## REQUIREMENTS
Gather all lines in the records below that include the word "xlabel".

Part of a data file
"""
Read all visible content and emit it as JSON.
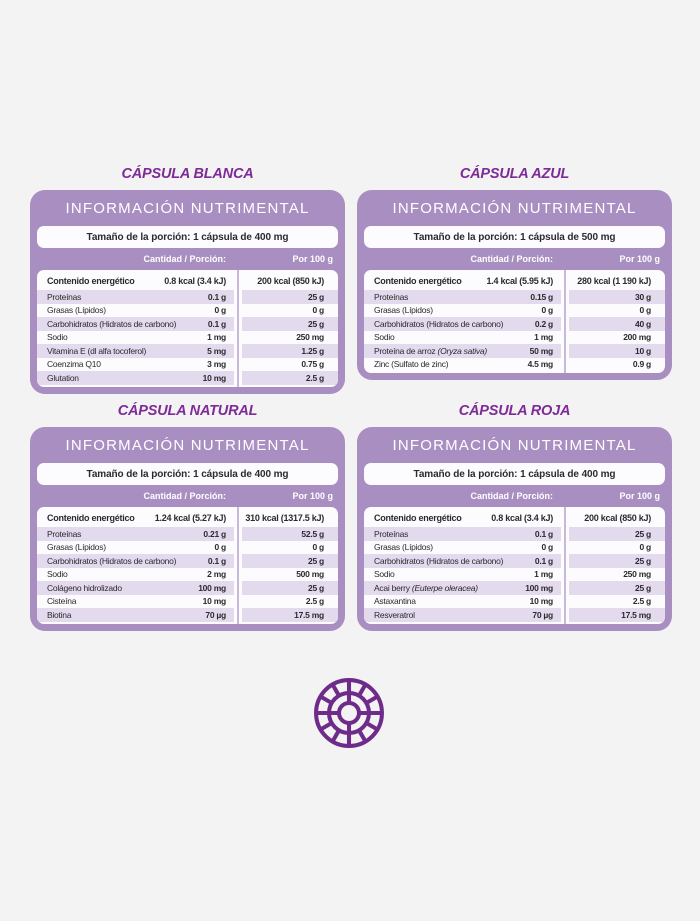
{
  "page": {
    "background": "#f4f3f4"
  },
  "colors": {
    "panel_purple": "#a98fc1",
    "stripe_lavender": "#e3daee",
    "title_purple": "#7d2b96",
    "logo_purple": "#6e2b8a",
    "divider_line": "#c9b8da"
  },
  "shared": {
    "info_header": "INFORMACIÓN NUTRIMENTAL",
    "col1_header": "Cantidad / Porción:",
    "col2_header": "Por 100 g"
  },
  "logo": {
    "name": "radial-wheel-emblem"
  },
  "tables": [
    {
      "title": "CÁPSULA BLANCA",
      "serving": "Tamaño de la porción: 1 cápsula de 400 mg",
      "rows": [
        {
          "label": "Contenido energético",
          "v1": "0.8 kcal (3.4 kJ)",
          "v2": "200 kcal (850 kJ)",
          "bold": true
        },
        {
          "label": "Proteínas",
          "v1": "0.1 g",
          "v2": "25 g"
        },
        {
          "label": "Grasas (Lípidos)",
          "v1": "0 g",
          "v2": "0 g"
        },
        {
          "label": "Carbohidratos (Hidratos de carbono)",
          "v1": "0.1 g",
          "v2": "25 g"
        },
        {
          "label": "Sodio",
          "v1": "1 mg",
          "v2": "250 mg"
        },
        {
          "label": "Vitamina E (dl alfa tocoferol)",
          "v1": "5 mg",
          "v2": "1.25 g"
        },
        {
          "label": "Coenzima Q10",
          "v1": "3 mg",
          "v2": "0.75 g"
        },
        {
          "label": "Glutation",
          "v1": "10 mg",
          "v2": "2.5 g"
        }
      ]
    },
    {
      "title": "CÁPSULA AZUL",
      "serving": "Tamaño de la porción: 1 cápsula de 500 mg",
      "rows": [
        {
          "label": "Contenido energético",
          "v1": "1.4 kcal (5.95 kJ)",
          "v2": "280 kcal (1 190 kJ)",
          "bold": true
        },
        {
          "label": "Proteínas",
          "v1": "0.15 g",
          "v2": "30 g"
        },
        {
          "label": "Grasas (Lípidos)",
          "v1": "0 g",
          "v2": "0 g"
        },
        {
          "label": "Carbohidratos (Hidratos de carbono)",
          "v1": "0.2 g",
          "v2": "40 g"
        },
        {
          "label": "Sodio",
          "v1": "1 mg",
          "v2": "200 mg"
        },
        {
          "label": "Proteína de arroz ",
          "label_italic": "(Oryza sativa)",
          "v1": "50 mg",
          "v2": "10 g"
        },
        {
          "label": "Zinc (Sulfato de zinc)",
          "v1": "4.5 mg",
          "v2": "0.9 g"
        }
      ]
    },
    {
      "title": "CÁPSULA NATURAL",
      "serving": "Tamaño de la porción: 1 cápsula de 400 mg",
      "rows": [
        {
          "label": "Contenido energético",
          "v1": "1.24 kcal (5.27 kJ)",
          "v2": "310 kcal (1317.5 kJ)",
          "bold": true
        },
        {
          "label": "Proteínas",
          "v1": "0.21 g",
          "v2": "52.5 g"
        },
        {
          "label": "Grasas (Lípidos)",
          "v1": "0 g",
          "v2": "0 g"
        },
        {
          "label": "Carbohidratos (Hidratos de carbono)",
          "v1": "0.1 g",
          "v2": "25 g"
        },
        {
          "label": "Sodio",
          "v1": "2 mg",
          "v2": "500 mg"
        },
        {
          "label": "Colágeno hidrolizado",
          "v1": "100 mg",
          "v2": "25 g"
        },
        {
          "label": "Cisteína",
          "v1": "10 mg",
          "v2": "2.5 g"
        },
        {
          "label": "Biotina",
          "v1": "70 µg",
          "v2": "17.5 mg"
        }
      ]
    },
    {
      "title": "CÁPSULA ROJA",
      "serving": "Tamaño de la porción: 1 cápsula de 400 mg",
      "rows": [
        {
          "label": "Contenido energético",
          "v1": "0.8 kcal (3.4 kJ)",
          "v2": "200 kcal (850 kJ)",
          "bold": true
        },
        {
          "label": "Proteínas",
          "v1": "0.1 g",
          "v2": "25 g"
        },
        {
          "label": "Grasas (Lípidos)",
          "v1": "0 g",
          "v2": "0 g"
        },
        {
          "label": "Carbohidratos (Hidratos de carbono)",
          "v1": "0.1 g",
          "v2": "25 g"
        },
        {
          "label": "Sodio",
          "v1": "1 mg",
          "v2": "250 mg"
        },
        {
          "label": "Acai berry ",
          "label_italic": "(Euterpe oleracea)",
          "v1": "100 mg",
          "v2": "25 g"
        },
        {
          "label": "Astaxantina",
          "v1": "10 mg",
          "v2": "2.5 g"
        },
        {
          "label": "Resveratrol",
          "v1": "70 µg",
          "v2": "17.5 mg"
        }
      ]
    }
  ]
}
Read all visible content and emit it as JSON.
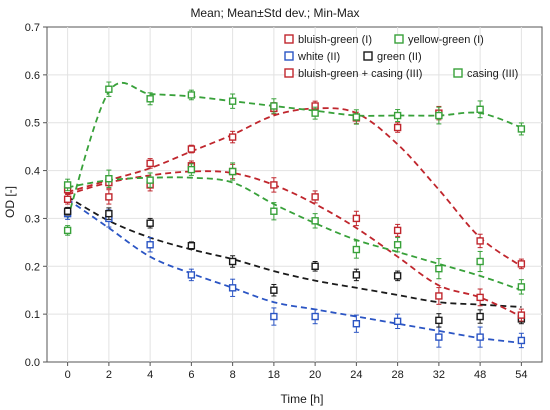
{
  "chart_data": {
    "type": "line",
    "title": "Mean;  Mean±Std dev.; Min-Max",
    "xlabel": "Time [h]",
    "ylabel": "OD [-]",
    "categories": [
      "0",
      "2",
      "4",
      "6",
      "8",
      "18",
      "20",
      "24",
      "28",
      "32",
      "48",
      "54"
    ],
    "ylim": [
      0.0,
      0.7
    ],
    "yticks": [
      "0.0",
      "0.1",
      "0.2",
      "0.3",
      "0.4",
      "0.5",
      "0.6",
      "0.7"
    ],
    "grid": true,
    "legend_position": "top-right",
    "series": [
      {
        "name": "bluish-green (I)",
        "color": "#c0262d",
        "values": [
          0.36,
          0.375,
          0.415,
          0.445,
          0.47,
          0.53,
          0.535,
          0.51,
          0.49,
          0.52,
          0.253,
          0.205
        ],
        "fit": [
          0.355,
          0.38,
          0.405,
          0.44,
          0.475,
          0.515,
          0.53,
          0.52,
          0.455,
          0.36,
          0.26,
          0.2
        ]
      },
      {
        "name": "yellow-green (I)",
        "color": "#38a13a",
        "values": [
          0.275,
          0.57,
          0.55,
          0.558,
          0.545,
          0.535,
          0.52,
          0.512,
          0.515,
          0.515,
          0.528,
          0.487
        ],
        "fit": [
          0.3,
          0.565,
          0.56,
          0.555,
          0.545,
          0.535,
          0.525,
          0.515,
          0.515,
          0.515,
          0.52,
          0.49
        ]
      },
      {
        "name": "white (II)",
        "color": "#2b55c4",
        "values": [
          0.31,
          0.3,
          0.245,
          0.182,
          0.155,
          0.095,
          0.095,
          0.08,
          0.085,
          0.052,
          0.052,
          0.045
        ],
        "fit": [
          0.34,
          0.28,
          0.22,
          0.185,
          0.155,
          0.125,
          0.11,
          0.095,
          0.08,
          0.065,
          0.05,
          0.04
        ]
      },
      {
        "name": "green (II)",
        "color": "#1a1a1a",
        "values": [
          0.315,
          0.31,
          0.29,
          0.243,
          0.21,
          0.15,
          0.2,
          0.182,
          0.18,
          0.087,
          0.095,
          0.09
        ],
        "fit": [
          0.345,
          0.295,
          0.26,
          0.235,
          0.215,
          0.19,
          0.17,
          0.155,
          0.14,
          0.125,
          0.12,
          0.115
        ]
      },
      {
        "name": "bluish-green + casing (III)",
        "color": "#c0262d",
        "values": [
          0.34,
          0.345,
          0.37,
          0.41,
          0.398,
          0.37,
          0.345,
          0.3,
          0.275,
          0.138,
          0.135,
          0.098
        ],
        "fit": [
          0.35,
          0.375,
          0.39,
          0.398,
          0.395,
          0.37,
          0.33,
          0.28,
          0.22,
          0.16,
          0.135,
          0.095
        ]
      },
      {
        "name": "casing (III)",
        "color": "#38a13a",
        "values": [
          0.37,
          0.383,
          0.38,
          0.402,
          0.398,
          0.315,
          0.295,
          0.235,
          0.245,
          0.195,
          0.21,
          0.157
        ],
        "fit": [
          0.365,
          0.38,
          0.385,
          0.385,
          0.375,
          0.33,
          0.29,
          0.255,
          0.23,
          0.205,
          0.18,
          0.15
        ]
      }
    ]
  }
}
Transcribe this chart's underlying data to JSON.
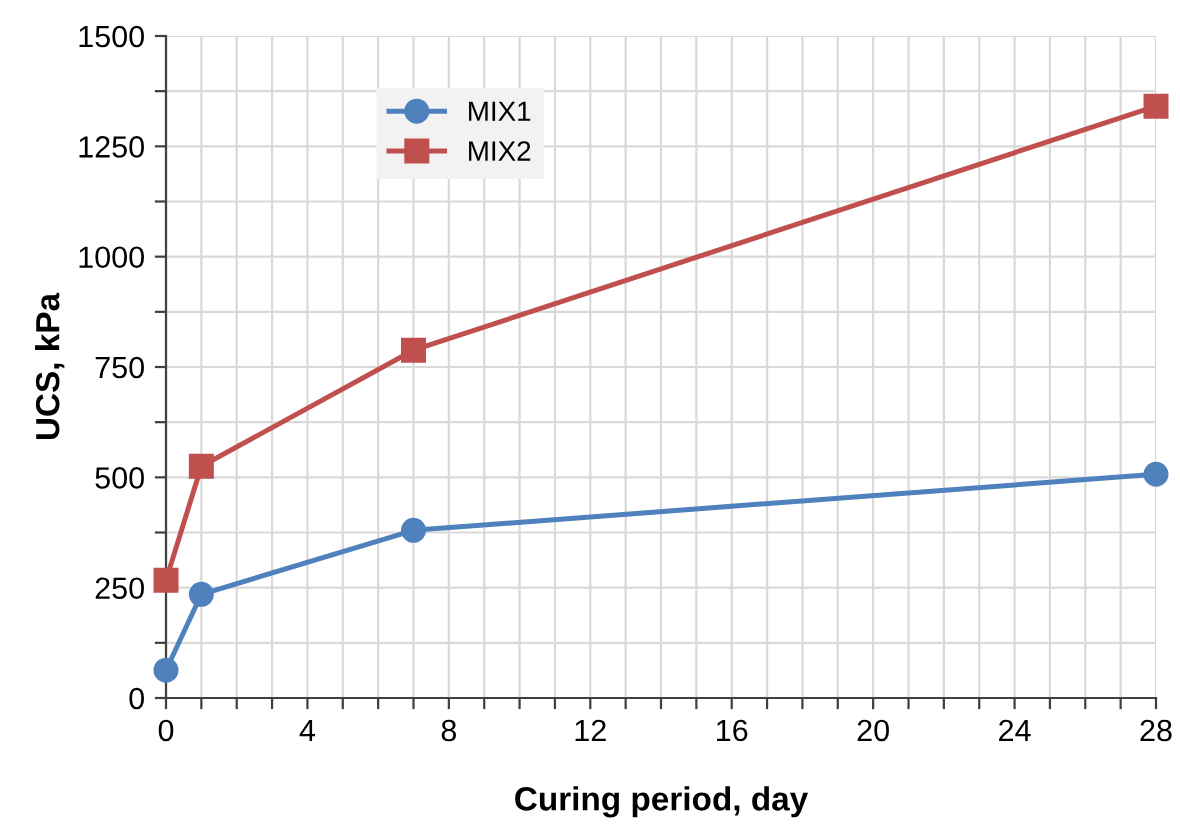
{
  "chart_data": {
    "type": "line",
    "xlabel": "Curing period, day",
    "ylabel": "UCS, kPa",
    "x": [
      0,
      1,
      7,
      28
    ],
    "series": [
      {
        "name": "MIX1",
        "color": "#4f81bd",
        "marker": "circle",
        "values": [
          63,
          235,
          380,
          507
        ]
      },
      {
        "name": "MIX2",
        "color": "#c0504d",
        "marker": "square",
        "values": [
          267,
          525,
          788,
          1341
        ]
      }
    ],
    "xlim": [
      0,
      28
    ],
    "ylim": [
      0,
      1500
    ],
    "xticks": [
      0,
      {
        "value": 1,
        "label": null
      },
      {
        "value": 2,
        "label": null
      },
      {
        "value": 3,
        "label": null
      },
      4,
      {
        "value": 5,
        "label": null
      },
      {
        "value": 6,
        "label": null
      },
      {
        "value": 7,
        "label": null
      },
      8,
      {
        "value": 9,
        "label": null
      },
      {
        "value": 10,
        "label": null
      },
      {
        "value": 11,
        "label": null
      },
      12,
      {
        "value": 13,
        "label": null
      },
      {
        "value": 14,
        "label": null
      },
      {
        "value": 15,
        "label": null
      },
      16,
      {
        "value": 17,
        "label": null
      },
      {
        "value": 18,
        "label": null
      },
      {
        "value": 19,
        "label": null
      },
      20,
      {
        "value": 21,
        "label": null
      },
      {
        "value": 22,
        "label": null
      },
      {
        "value": 23,
        "label": null
      },
      24,
      {
        "value": 25,
        "label": null
      },
      {
        "value": 26,
        "label": null
      },
      {
        "value": 27,
        "label": null
      },
      28
    ],
    "yticks": [
      0,
      {
        "value": 125,
        "label": null
      },
      250,
      {
        "value": 375,
        "label": null
      },
      500,
      {
        "value": 625,
        "label": null
      },
      750,
      {
        "value": 875,
        "label": null
      },
      1000,
      {
        "value": 1125,
        "label": null
      },
      1250,
      {
        "value": 1375,
        "label": null
      },
      1500
    ],
    "grid": true,
    "legend": "top left",
    "line_style": "solid"
  }
}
"""
## OUTPUT BELOW
    "xlabel": "Time [h]",
    "xlabel": "Curing period, day",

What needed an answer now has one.